→ **Excerpted data**:
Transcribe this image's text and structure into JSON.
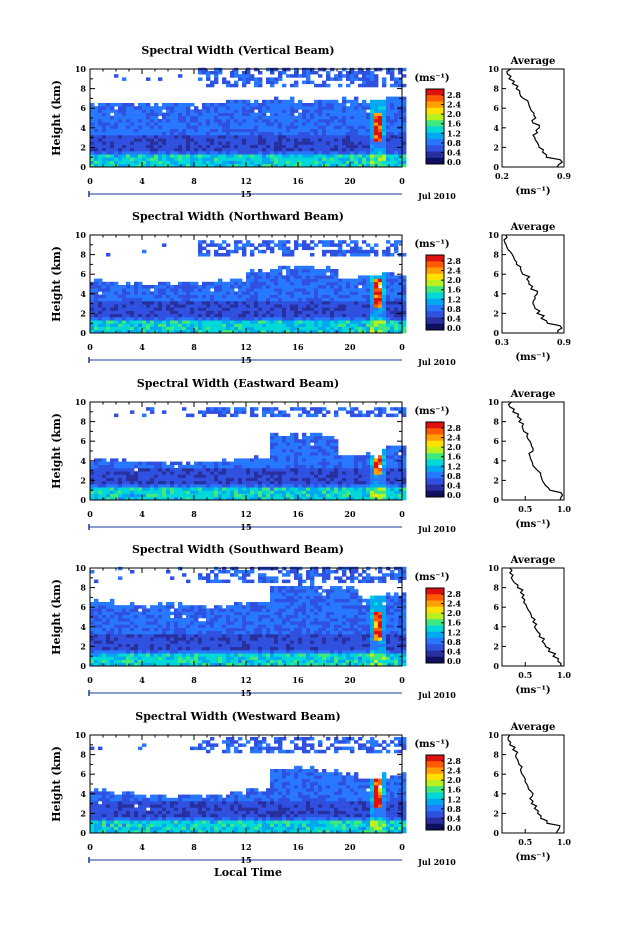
{
  "figure": {
    "x_axis_label": "Local Time",
    "colorbar_unit_label": "(ms⁻¹)",
    "colorbar_ticks": [
      "2.8",
      "2.4",
      "2.0",
      "1.6",
      "1.2",
      "0.8",
      "0.4",
      "0.0"
    ],
    "colorbar_colors": [
      "#e01010",
      "#ff5a00",
      "#ffa000",
      "#ffe000",
      "#b8f020",
      "#40e880",
      "#00d8d8",
      "#00a8f0",
      "#2878ff",
      "#3050e0",
      "#2830a0",
      "#101060"
    ],
    "time_ticks": [
      "0",
      "4",
      "8",
      "12",
      "16",
      "20",
      "0"
    ],
    "day_label": "15",
    "month_label": "Jul 2010",
    "height_ticks": [
      "0",
      "2",
      "4",
      "6",
      "8",
      "10"
    ],
    "height_axis_label": "Height (km)",
    "average_title": "Average",
    "average_unit_label": "(ms⁻¹)"
  },
  "chart_data": [
    {
      "type": "heatmap",
      "title": "Spectral Width (Vertical Beam)",
      "xlabel": "Local Time",
      "ylabel": "Height (km)",
      "xlim": [
        0,
        24
      ],
      "ylim": [
        0,
        10
      ],
      "cloud_top_km": [
        6.4,
        6.3,
        6.3,
        6.3,
        6.4,
        6.3,
        6.5,
        6.6,
        6.7,
        6.6,
        6.7,
        6.7,
        6.7,
        6.8
      ],
      "upper_layer_km": [
        8.0,
        10.0
      ],
      "avg_profile": {
        "title": "Average",
        "xlabel": "(ms⁻¹)",
        "xlim": [
          0.2,
          0.9
        ],
        "xticks": [
          "0.2",
          "0.9"
        ],
        "heights": [
          0,
          0.5,
          1,
          1.5,
          2,
          2.5,
          3,
          3.5,
          4,
          4.5,
          5,
          5.5,
          6,
          6.5,
          7,
          7.5,
          8,
          8.5,
          9,
          9.5,
          10
        ],
        "values": [
          0.82,
          0.88,
          0.7,
          0.66,
          0.62,
          0.6,
          0.57,
          0.6,
          0.62,
          0.55,
          0.58,
          0.56,
          0.52,
          0.5,
          0.44,
          0.4,
          0.36,
          0.32,
          0.28,
          0.26,
          0.3
        ]
      }
    },
    {
      "type": "heatmap",
      "title": "Spectral Width (Northward Beam)",
      "xlabel": "Local Time",
      "ylabel": "Height (km)",
      "xlim": [
        0,
        24
      ],
      "ylim": [
        0,
        10
      ],
      "cloud_top_km": [
        5.2,
        5.0,
        4.8,
        5.0,
        4.9,
        5.1,
        5.3,
        6.2,
        6.5,
        6.6,
        6.4,
        5.5,
        5.7,
        6.0
      ],
      "upper_layer_km": [
        7.8,
        9.4
      ],
      "avg_profile": {
        "title": "Average",
        "xlabel": "(ms⁻¹)",
        "xlim": [
          0.3,
          0.9
        ],
        "xticks": [
          "0.3",
          "0.9"
        ],
        "heights": [
          0,
          0.5,
          1,
          1.5,
          2,
          2.5,
          3,
          3.5,
          4,
          4.5,
          5,
          5.5,
          6,
          6.5,
          7,
          7.5,
          8,
          8.5,
          9,
          9.5,
          10
        ],
        "values": [
          0.84,
          0.88,
          0.74,
          0.68,
          0.64,
          0.62,
          0.6,
          0.62,
          0.64,
          0.58,
          0.56,
          0.54,
          0.5,
          0.48,
          0.44,
          0.42,
          0.4,
          0.36,
          0.34,
          0.32,
          0.34
        ]
      }
    },
    {
      "type": "heatmap",
      "title": "Spectral Width (Eastward Beam)",
      "xlabel": "Local Time",
      "ylabel": "Height (km)",
      "xlim": [
        0,
        24
      ],
      "ylim": [
        0,
        10
      ],
      "cloud_top_km": [
        4.0,
        3.8,
        3.6,
        3.7,
        3.6,
        3.8,
        4.0,
        4.2,
        6.6,
        6.5,
        6.4,
        4.4,
        4.6,
        5.4
      ],
      "upper_layer_km": [
        8.2,
        9.2
      ],
      "avg_profile": {
        "title": "Average",
        "xlabel": "(ms⁻¹)",
        "xlim": [
          0.2,
          1.0
        ],
        "xticks": [
          "0.5",
          "1.0"
        ],
        "heights": [
          0,
          0.5,
          1,
          1.5,
          2,
          2.5,
          3,
          3.5,
          4,
          4.5,
          5,
          5.5,
          6,
          6.5,
          7,
          7.5,
          8,
          8.5,
          9,
          9.5,
          10
        ],
        "values": [
          0.95,
          0.98,
          0.82,
          0.76,
          0.72,
          0.7,
          0.66,
          0.6,
          0.58,
          0.56,
          0.6,
          0.58,
          0.56,
          0.52,
          0.48,
          0.46,
          0.42,
          0.4,
          0.34,
          0.3,
          0.32
        ]
      }
    },
    {
      "type": "heatmap",
      "title": "Spectral Width (Southward Beam)",
      "xlabel": "Local Time",
      "ylabel": "Height (km)",
      "xlim": [
        0,
        24
      ],
      "ylim": [
        0,
        10
      ],
      "cloud_top_km": [
        6.6,
        6.2,
        6.0,
        6.2,
        6.1,
        6.0,
        6.2,
        6.4,
        8.0,
        8.1,
        8.0,
        7.8,
        7.0,
        7.2
      ],
      "upper_layer_km": [
        8.2,
        10.0
      ],
      "avg_profile": {
        "title": "Average",
        "xlabel": "(ms⁻¹)",
        "xlim": [
          0.2,
          1.0
        ],
        "xticks": [
          "0.5",
          "1.0"
        ],
        "heights": [
          0,
          0.5,
          1,
          1.5,
          2,
          2.5,
          3,
          3.5,
          4,
          4.5,
          5,
          5.5,
          6,
          6.5,
          7,
          7.5,
          8,
          8.5,
          9,
          9.5,
          10
        ],
        "values": [
          0.96,
          0.92,
          0.86,
          0.8,
          0.76,
          0.72,
          0.68,
          0.66,
          0.62,
          0.6,
          0.58,
          0.56,
          0.52,
          0.48,
          0.46,
          0.44,
          0.4,
          0.36,
          0.32,
          0.3,
          0.3
        ]
      }
    },
    {
      "type": "heatmap",
      "title": "Spectral Width (Westward Beam)",
      "xlabel": "Local Time",
      "ylabel": "Height (km)",
      "xlim": [
        0,
        24
      ],
      "ylim": [
        0,
        10
      ],
      "cloud_top_km": [
        4.2,
        3.9,
        3.7,
        3.6,
        3.8,
        3.7,
        4.0,
        4.4,
        6.4,
        6.6,
        6.2,
        5.8,
        5.4,
        5.8
      ],
      "upper_layer_km": [
        8.0,
        9.6
      ],
      "avg_profile": {
        "title": "Average",
        "xlabel": "(ms⁻¹)",
        "xlim": [
          0.2,
          1.0
        ],
        "xticks": [
          "0.5",
          "1.0"
        ],
        "heights": [
          0,
          0.5,
          1,
          1.5,
          2,
          2.5,
          3,
          3.5,
          4,
          4.5,
          5,
          5.5,
          6,
          6.5,
          7,
          7.5,
          8,
          8.5,
          9,
          9.5,
          10
        ],
        "values": [
          0.9,
          0.94,
          0.78,
          0.7,
          0.66,
          0.62,
          0.58,
          0.56,
          0.6,
          0.54,
          0.52,
          0.5,
          0.46,
          0.44,
          0.42,
          0.4,
          0.38,
          0.34,
          0.3,
          0.28,
          0.3
        ]
      }
    }
  ]
}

→ **Exercise objective**: Copy out each line of the data where the string "Beam" appears.

→ **Output below**:
      "title": "Spectral Width (Vertical Beam)",
      "title": "Spectral Width (Northward Beam)",
      "title": "Spectral Width (Eastward Beam)",
      "title": "Spectral Width (Southward Beam)",
      "title": "Spectral Width (Westward Beam)",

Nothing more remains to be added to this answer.